## DIRECTIONS FOR THIS TASK
Each line below should be quoted exactly, please.

Part of a data file
.....

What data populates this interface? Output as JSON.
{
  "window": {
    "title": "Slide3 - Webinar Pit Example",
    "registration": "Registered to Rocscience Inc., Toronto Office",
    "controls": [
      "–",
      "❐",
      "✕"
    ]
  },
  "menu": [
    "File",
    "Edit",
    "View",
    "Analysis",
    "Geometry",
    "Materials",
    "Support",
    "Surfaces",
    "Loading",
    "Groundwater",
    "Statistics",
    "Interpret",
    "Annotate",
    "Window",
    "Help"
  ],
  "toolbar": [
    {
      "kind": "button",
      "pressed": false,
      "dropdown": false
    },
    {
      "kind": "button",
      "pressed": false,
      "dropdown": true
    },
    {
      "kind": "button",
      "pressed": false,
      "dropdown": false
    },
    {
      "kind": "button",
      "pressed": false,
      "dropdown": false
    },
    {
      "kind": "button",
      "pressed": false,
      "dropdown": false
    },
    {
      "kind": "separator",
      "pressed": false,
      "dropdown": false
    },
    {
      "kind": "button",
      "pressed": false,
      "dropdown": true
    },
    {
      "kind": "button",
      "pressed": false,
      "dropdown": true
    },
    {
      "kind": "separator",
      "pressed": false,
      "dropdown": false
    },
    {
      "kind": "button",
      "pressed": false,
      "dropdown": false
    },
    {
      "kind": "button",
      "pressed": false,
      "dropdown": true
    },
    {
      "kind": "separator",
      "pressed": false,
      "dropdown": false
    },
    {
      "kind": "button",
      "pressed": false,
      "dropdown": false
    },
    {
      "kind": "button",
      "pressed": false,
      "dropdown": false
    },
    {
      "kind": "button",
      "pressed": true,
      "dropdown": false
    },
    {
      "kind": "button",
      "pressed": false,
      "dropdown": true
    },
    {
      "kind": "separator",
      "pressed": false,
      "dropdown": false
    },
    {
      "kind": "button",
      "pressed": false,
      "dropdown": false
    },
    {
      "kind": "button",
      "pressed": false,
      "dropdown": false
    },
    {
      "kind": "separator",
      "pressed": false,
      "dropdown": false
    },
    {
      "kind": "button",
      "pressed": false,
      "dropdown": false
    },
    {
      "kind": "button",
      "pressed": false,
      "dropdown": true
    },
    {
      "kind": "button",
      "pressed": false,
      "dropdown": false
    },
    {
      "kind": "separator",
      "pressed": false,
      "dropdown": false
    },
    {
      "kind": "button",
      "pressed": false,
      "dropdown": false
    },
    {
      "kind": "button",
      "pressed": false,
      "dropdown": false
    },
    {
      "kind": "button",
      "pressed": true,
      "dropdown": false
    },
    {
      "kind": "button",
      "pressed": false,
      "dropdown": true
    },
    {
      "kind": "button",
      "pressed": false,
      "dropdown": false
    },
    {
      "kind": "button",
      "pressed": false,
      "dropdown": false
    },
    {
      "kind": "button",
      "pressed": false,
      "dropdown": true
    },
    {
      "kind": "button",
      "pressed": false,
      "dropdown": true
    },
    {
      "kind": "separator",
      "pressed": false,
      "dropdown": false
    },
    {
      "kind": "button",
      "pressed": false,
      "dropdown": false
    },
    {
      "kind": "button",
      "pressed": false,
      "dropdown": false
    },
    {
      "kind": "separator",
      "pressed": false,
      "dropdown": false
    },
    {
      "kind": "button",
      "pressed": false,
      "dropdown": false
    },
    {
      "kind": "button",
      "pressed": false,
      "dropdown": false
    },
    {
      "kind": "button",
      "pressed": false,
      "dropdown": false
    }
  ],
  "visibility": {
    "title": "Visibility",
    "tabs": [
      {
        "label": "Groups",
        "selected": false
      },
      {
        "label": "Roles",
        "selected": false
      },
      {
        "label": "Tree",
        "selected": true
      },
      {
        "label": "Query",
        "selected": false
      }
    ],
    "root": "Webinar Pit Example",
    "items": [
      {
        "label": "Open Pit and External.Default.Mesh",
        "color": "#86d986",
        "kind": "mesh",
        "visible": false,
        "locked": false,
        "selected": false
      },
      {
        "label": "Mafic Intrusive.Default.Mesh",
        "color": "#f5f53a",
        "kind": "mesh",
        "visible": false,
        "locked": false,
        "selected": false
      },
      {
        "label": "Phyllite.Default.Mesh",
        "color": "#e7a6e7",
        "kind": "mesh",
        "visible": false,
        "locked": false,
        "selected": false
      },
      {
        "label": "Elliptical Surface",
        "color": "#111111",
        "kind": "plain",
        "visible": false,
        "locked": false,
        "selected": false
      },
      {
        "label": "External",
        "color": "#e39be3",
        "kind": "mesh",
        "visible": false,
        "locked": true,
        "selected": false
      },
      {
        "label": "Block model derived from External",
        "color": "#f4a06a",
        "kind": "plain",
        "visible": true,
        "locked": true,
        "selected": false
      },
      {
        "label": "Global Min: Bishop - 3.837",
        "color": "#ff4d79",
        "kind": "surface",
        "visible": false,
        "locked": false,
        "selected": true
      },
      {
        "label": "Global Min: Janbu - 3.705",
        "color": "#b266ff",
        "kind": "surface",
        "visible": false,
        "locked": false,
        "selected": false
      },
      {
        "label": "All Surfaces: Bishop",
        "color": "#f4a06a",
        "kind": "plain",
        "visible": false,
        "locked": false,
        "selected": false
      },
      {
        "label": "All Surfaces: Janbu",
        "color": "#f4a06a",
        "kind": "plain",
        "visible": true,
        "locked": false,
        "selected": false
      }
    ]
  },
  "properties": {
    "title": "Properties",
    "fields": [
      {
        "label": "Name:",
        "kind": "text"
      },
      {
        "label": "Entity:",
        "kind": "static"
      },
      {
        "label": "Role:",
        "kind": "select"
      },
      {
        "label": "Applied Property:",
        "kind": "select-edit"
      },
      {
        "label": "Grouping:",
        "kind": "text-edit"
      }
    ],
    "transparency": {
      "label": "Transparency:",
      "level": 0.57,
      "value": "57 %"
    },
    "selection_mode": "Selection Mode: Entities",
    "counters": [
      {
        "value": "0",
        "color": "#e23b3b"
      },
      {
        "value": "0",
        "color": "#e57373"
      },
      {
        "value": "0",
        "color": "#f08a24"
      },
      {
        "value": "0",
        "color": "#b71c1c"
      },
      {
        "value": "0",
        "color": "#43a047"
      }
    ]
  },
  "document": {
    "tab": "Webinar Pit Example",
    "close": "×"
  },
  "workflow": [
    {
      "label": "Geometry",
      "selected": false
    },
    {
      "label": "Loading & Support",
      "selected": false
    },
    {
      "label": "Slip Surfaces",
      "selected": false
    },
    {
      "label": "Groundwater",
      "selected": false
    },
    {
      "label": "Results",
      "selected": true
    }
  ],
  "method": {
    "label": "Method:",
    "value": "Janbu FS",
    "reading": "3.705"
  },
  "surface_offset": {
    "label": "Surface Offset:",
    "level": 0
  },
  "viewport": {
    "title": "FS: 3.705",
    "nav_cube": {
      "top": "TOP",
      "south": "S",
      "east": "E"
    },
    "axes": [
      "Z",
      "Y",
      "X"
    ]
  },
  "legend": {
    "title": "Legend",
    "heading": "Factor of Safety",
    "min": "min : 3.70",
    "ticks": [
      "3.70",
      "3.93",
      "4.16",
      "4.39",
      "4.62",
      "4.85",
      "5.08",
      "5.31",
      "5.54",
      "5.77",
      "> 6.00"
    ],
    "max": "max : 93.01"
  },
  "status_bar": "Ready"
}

.....

## REPLY TO THE TASK
What data populates this interface? Output as JSON.
{
  "window": {
    "title": "Slide3 - Webinar Pit Example",
    "registration": "Registered to Rocscience Inc., Toronto Office",
    "controls": [
      "–",
      "❐",
      "✕"
    ]
  },
  "menu": [
    "File",
    "Edit",
    "View",
    "Analysis",
    "Geometry",
    "Materials",
    "Support",
    "Surfaces",
    "Loading",
    "Groundwater",
    "Statistics",
    "Interpret",
    "Annotate",
    "Window",
    "Help"
  ],
  "toolbar": [
    {
      "kind": "button",
      "pressed": false,
      "dropdown": false
    },
    {
      "kind": "button",
      "pressed": false,
      "dropdown": true
    },
    {
      "kind": "button",
      "pressed": false,
      "dropdown": false
    },
    {
      "kind": "button",
      "pressed": false,
      "dropdown": false
    },
    {
      "kind": "button",
      "pressed": false,
      "dropdown": false
    },
    {
      "kind": "separator",
      "pressed": false,
      "dropdown": false
    },
    {
      "kind": "button",
      "pressed": false,
      "dropdown": true
    },
    {
      "kind": "button",
      "pressed": false,
      "dropdown": true
    },
    {
      "kind": "separator",
      "pressed": false,
      "dropdown": false
    },
    {
      "kind": "button",
      "pressed": false,
      "dropdown": false
    },
    {
      "kind": "button",
      "pressed": false,
      "dropdown": true
    },
    {
      "kind": "separator",
      "pressed": false,
      "dropdown": false
    },
    {
      "kind": "button",
      "pressed": false,
      "dropdown": false
    },
    {
      "kind": "button",
      "pressed": false,
      "dropdown": false
    },
    {
      "kind": "button",
      "pressed": true,
      "dropdown": false
    },
    {
      "kind": "button",
      "pressed": false,
      "dropdown": true
    },
    {
      "kind": "separator",
      "pressed": false,
      "dropdown": false
    },
    {
      "kind": "button",
      "pressed": false,
      "dropdown": false
    },
    {
      "kind": "button",
      "pressed": false,
      "dropdown": false
    },
    {
      "kind": "separator",
      "pressed": false,
      "dropdown": false
    },
    {
      "kind": "button",
      "pressed": false,
      "dropdown": false
    },
    {
      "kind": "button",
      "pressed": false,
      "dropdown": true
    },
    {
      "kind": "button",
      "pressed": false,
      "dropdown": false
    },
    {
      "kind": "separator",
      "pressed": false,
      "dropdown": false
    },
    {
      "kind": "button",
      "pressed": false,
      "dropdown": false
    },
    {
      "kind": "button",
      "pressed": false,
      "dropdown": false
    },
    {
      "kind": "button",
      "pressed": true,
      "dropdown": false
    },
    {
      "kind": "button",
      "pressed": false,
      "dropdown": true
    },
    {
      "kind": "button",
      "pressed": false,
      "dropdown": false
    },
    {
      "kind": "button",
      "pressed": false,
      "dropdown": false
    },
    {
      "kind": "button",
      "pressed": false,
      "dropdown": true
    },
    {
      "kind": "button",
      "pressed": false,
      "dropdown": true
    },
    {
      "kind": "separator",
      "pressed": false,
      "dropdown": false
    },
    {
      "kind": "button",
      "pressed": false,
      "dropdown": false
    },
    {
      "kind": "button",
      "pressed": false,
      "dropdown": false
    },
    {
      "kind": "separator",
      "pressed": false,
      "dropdown": false
    },
    {
      "kind": "button",
      "pressed": false,
      "dropdown": false
    },
    {
      "kind": "button",
      "pressed": false,
      "dropdown": false
    },
    {
      "kind": "button",
      "pressed": false,
      "dropdown": false
    }
  ],
  "visibility": {
    "title": "Visibility",
    "tabs": [
      {
        "label": "Groups",
        "selected": false
      },
      {
        "label": "Roles",
        "selected": false
      },
      {
        "label": "Tree",
        "selected": true
      },
      {
        "label": "Query",
        "selected": false
      }
    ],
    "root": "Webinar Pit Example",
    "items": [
      {
        "label": "Open Pit and External.Default.Mesh",
        "color": "#86d986",
        "kind": "mesh",
        "visible": false,
        "locked": false,
        "selected": false
      },
      {
        "label": "Mafic Intrusive.Default.Mesh",
        "color": "#f5f53a",
        "kind": "mesh",
        "visible": false,
        "locked": false,
        "selected": false
      },
      {
        "label": "Phyllite.Default.Mesh",
        "color": "#e7a6e7",
        "kind": "mesh",
        "visible": false,
        "locked": false,
        "selected": false
      },
      {
        "label": "Elliptical Surface",
        "color": "#111111",
        "kind": "plain",
        "visible": false,
        "locked": false,
        "selected": false
      },
      {
        "label": "External",
        "color": "#e39be3",
        "kind": "mesh",
        "visible": false,
        "locked": true,
        "selected": false
      },
      {
        "label": "Block model derived from External",
        "color": "#f4a06a",
        "kind": "plain",
        "visible": true,
        "locked": true,
        "selected": false
      },
      {
        "label": "Global Min: Bishop - 3.837",
        "color": "#ff4d79",
        "kind": "surface",
        "visible": false,
        "locked": false,
        "selected": true
      },
      {
        "label": "Global Min: Janbu - 3.705",
        "color": "#b266ff",
        "kind": "surface",
        "visible": false,
        "locked": false,
        "selected": false
      },
      {
        "label": "All Surfaces: Bishop",
        "color": "#f4a06a",
        "kind": "plain",
        "visible": false,
        "locked": false,
        "selected": false
      },
      {
        "label": "All Surfaces: Janbu",
        "color": "#f4a06a",
        "kind": "plain",
        "visible": true,
        "locked": false,
        "selected": false
      }
    ]
  },
  "properties": {
    "title": "Properties",
    "fields": [
      {
        "label": "Name:",
        "kind": "text"
      },
      {
        "label": "Entity:",
        "kind": "static"
      },
      {
        "label": "Role:",
        "kind": "select"
      },
      {
        "label": "Applied Property:",
        "kind": "select-edit"
      },
      {
        "label": "Grouping:",
        "kind": "text-edit"
      }
    ],
    "transparency": {
      "label": "Transparency:",
      "level": 0.57,
      "value": "57 %"
    },
    "selection_mode": "Selection Mode: Entities",
    "counters": [
      {
        "value": "0",
        "color": "#e23b3b"
      },
      {
        "value": "0",
        "color": "#e57373"
      },
      {
        "value": "0",
        "color": "#f08a24"
      },
      {
        "value": "0",
        "color": "#b71c1c"
      },
      {
        "value": "0",
        "color": "#43a047"
      }
    ]
  },
  "document": {
    "tab": "Webinar Pit Example",
    "close": "×"
  },
  "workflow": [
    {
      "label": "Geometry",
      "selected": false
    },
    {
      "label": "Loading & Support",
      "selected": false
    },
    {
      "label": "Slip Surfaces",
      "selected": false
    },
    {
      "label": "Groundwater",
      "selected": false
    },
    {
      "label": "Results",
      "selected": true
    }
  ],
  "method": {
    "label": "Method:",
    "value": "Janbu FS",
    "reading": "3.705"
  },
  "surface_offset": {
    "label": "Surface Offset:",
    "level": 0
  },
  "viewport": {
    "title": "FS: 3.705",
    "nav_cube": {
      "top": "TOP",
      "south": "S",
      "east": "E"
    },
    "axes": [
      "Z",
      "Y",
      "X"
    ]
  },
  "legend": {
    "title": "Legend",
    "heading": "Factor of Safety",
    "min": "min : 3.70",
    "ticks": [
      "3.70",
      "3.93",
      "4.16",
      "4.39",
      "4.62",
      "4.85",
      "5.08",
      "5.31",
      "5.54",
      "5.77",
      "> 6.00"
    ],
    "max": "max : 93.01"
  },
  "status_bar": "Ready"
}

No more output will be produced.